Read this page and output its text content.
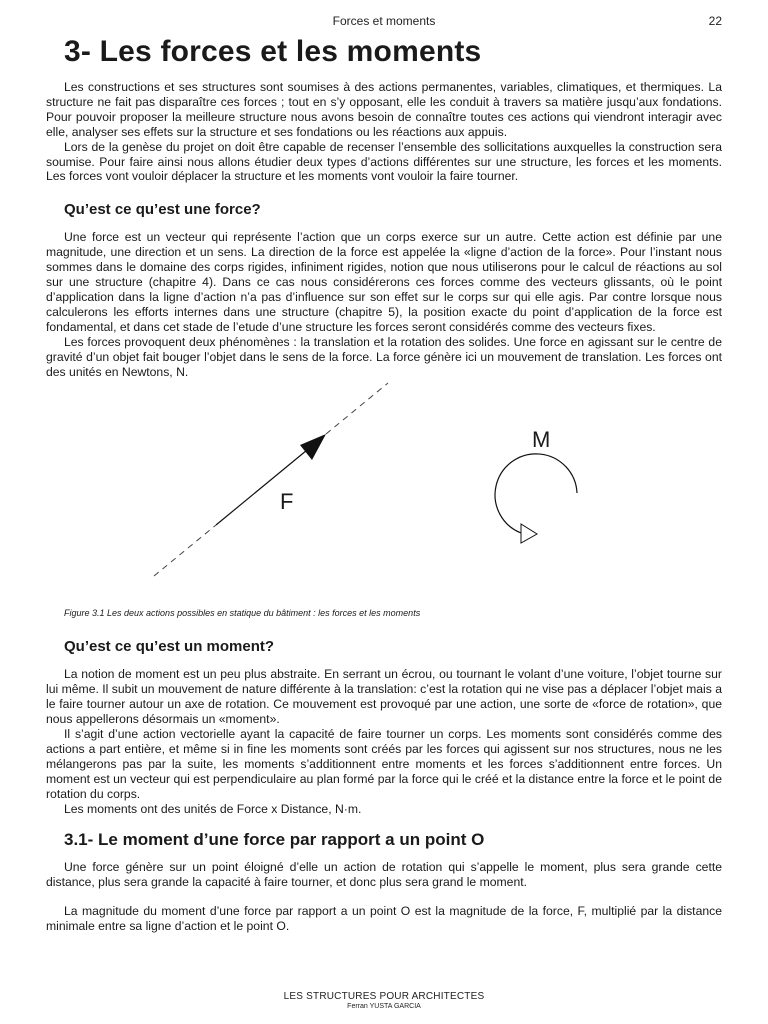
Forces et moments	22
3- Les forces et les moments

Les constructions et ses structures sont soumises à des actions permanentes, variables, climatiques, et thermiques. La structure ne fait pas disparaître ces forces ; tout en s’y opposant, elle les conduit à travers sa matière jusqu’aux fondations. Pour pouvoir proposer la meilleure structure nous avons besoin de connaître toutes ces actions qui viendront interagir avec elle, analyser ses effets sur la structure et ses fondations ou les réactions aux appuis.

Lors de la genèse du projet on doit être capable de recenser l’ensemble des sollicitations auxquelles la construction sera soumise. Pour faire ainsi nous allons étudier deux types d’actions différentes sur une structure, les forces et les moments. Les forces vont vouloir déplacer la structure et les moments vont vouloir la faire tourner.

Qu’est ce qu’est une force?

Une force est un vecteur qui représente l’action que un corps exerce sur un autre. Cette action est définie par une magnitude, une direction et un sens. La direction de la force est appelée la «ligne d’action de la force». Pour l’instant nous sommes dans le domaine des corps rigides, infiniment rigides, notion que nous utiliserons pour le calcul de réactions au sol sur une structure (chapitre 4). Dans ce cas nous considérerons ces forces comme des vecteurs glissants, où le point d’application dans la ligne d’action n’a pas d’influence sur son effet sur le corps sur qui elle agis. Par contre lorsque nous calculerons les efforts internes dans une structure (chapitre 5), la position exacte du point d’application de la force est fondamental, et dans cet stade de l’etude d’une structure les forces seront considérés comme des vecteurs fixes.

Les forces provoquent deux phénomènes : la translation et la rotation des solides. Une force en agissant sur le centre de gravité d’un objet fait bouger l’objet dans le sens de la force. La force génère ici un mouvement de translation. Les forces ont des unités en Newtons, N.

F
M
Figure 3.1 Les deux actions possibles en statique du bâtiment : les forces et les moments
Qu’est ce qu’est un moment?

La notion de moment est un peu plus abstraite. En serrant un écrou, ou tournant le volant d’une voiture, l’objet tourne sur lui même. Il subit un mouvement de nature différente à la translation: c’est la rotation qui ne vise pas a déplacer l’objet mais a le faire tourner autour un axe de rotation. Ce mouvement est provoqué par une action, une sorte de «force de rotation», que nous appellerons désormais un «moment».

Il s’agit d’une action vectorielle ayant la capacité de faire tourner un corps. Les moments sont considérés comme des actions a part entière, et même si in fine les moments sont créés par les forces qui agissent sur nos structures, nous ne les mélangerons pas par la suite, les moments s’additionnent entre moments et les forces s’additionnent entre forces. Un moment est un vecteur qui est perpendiculaire au plan formé par la force qui le créé et la distance entre la force et le point de rotation du corps.

Les moments ont des unités de Force x Distance, N·m.

3.1- Le moment d’une force par rapport a un point O

Une force génère sur un point éloigné d’elle un action de rotation qui s’appelle le moment, plus sera grande cette distance, plus sera grande la capacité à faire tourner, et donc plus sera grand le moment.

La magnitude du moment d’une force par rapport a un point O est la magnitude de la force, F, multiplié par la distance minimale entre sa ligne d’action et le point O.

LES STRUCTURES POUR ARCHITECTES
Ferran YUSTA GARCIA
-.-.-
Required work | Repeat the records word for word. Any picture in them should be left out.

Solution |
Read this page and output its text content.
Forces et moments	22
3- Les forces et les moments

Les constructions et ses structures sont soumises à des actions permanentes, variables, climatiques, et thermiques. La structure ne fait pas disparaître ces forces ; tout en s’y opposant, elle les conduit à travers sa matière jusqu’aux fondations. Pour pouvoir proposer la meilleure structure nous avons besoin de connaître toutes ces actions qui viendront interagir avec elle, analyser ses effets sur la structure et ses fondations ou les réactions aux appuis.

Lors de la genèse du projet on doit être capable de recenser l’ensemble des sollicitations auxquelles la construction sera soumise. Pour faire ainsi nous allons étudier deux types d’actions différentes sur une structure, les forces et les moments. Les forces vont vouloir déplacer la structure et les moments vont vouloir la faire tourner.

Qu’est ce qu’est une force?

Une force est un vecteur qui représente l’action que un corps exerce sur un autre. Cette action est définie par une magnitude, une direction et un sens. La direction de la force est appelée la «ligne d’action de la force». Pour l’instant nous sommes dans le domaine des corps rigides, infiniment rigides, notion que nous utiliserons pour le calcul de réactions au sol sur une structure (chapitre 4). Dans ce cas nous considérerons ces forces comme des vecteurs glissants, où le point d’application dans la ligne d’action n’a pas d’influence sur son effet sur le corps sur qui elle agis. Par contre lorsque nous calculerons les efforts internes dans une structure (chapitre 5), la position exacte du point d’application de la force est fondamental, et dans cet stade de l’etude d’une structure les forces seront considérés comme des vecteurs fixes.

Les forces provoquent deux phénomènes : la translation et la rotation des solides. Une force en agissant sur le centre de gravité d’un objet fait bouger l’objet dans le sens de la force. La force génère ici un mouvement de translation. Les forces ont des unités en Newtons, N.

F
M
Figure 3.1 Les deux actions possibles en statique du bâtiment : les forces et les moments
Qu’est ce qu’est un moment?

La notion de moment est un peu plus abstraite. En serrant un écrou, ou tournant le volant d’une voiture, l’objet tourne sur lui même. Il subit un mouvement de nature différente à la translation: c’est la rotation qui ne vise pas a déplacer l’objet mais a le faire tourner autour un axe de rotation. Ce mouvement est provoqué par une action, une sorte de «force de rotation», que nous appellerons désormais un «moment».

Il s’agit d’une action vectorielle ayant la capacité de faire tourner un corps. Les moments sont considérés comme des actions a part entière, et même si in fine les moments sont créés par les forces qui agissent sur nos structures, nous ne les mélangerons pas par la suite, les moments s’additionnent entre moments et les forces s’additionnent entre forces. Un moment est un vecteur qui est perpendiculaire au plan formé par la force qui le créé et la distance entre la force et le point de rotation du corps.

Les moments ont des unités de Force x Distance, N·m.

3.1- Le moment d’une force par rapport a un point O

Une force génère sur un point éloigné d’elle un action de rotation qui s’appelle le moment, plus sera grande cette distance, plus sera grande la capacité à faire tourner, et donc plus sera grand le moment.

La magnitude du moment d’une force par rapport a un point O est la magnitude de la force, F, multiplié par la distance minimale entre sa ligne d’action et le point O.

LES STRUCTURES POUR ARCHITECTES
Ferran YUSTA GARCIA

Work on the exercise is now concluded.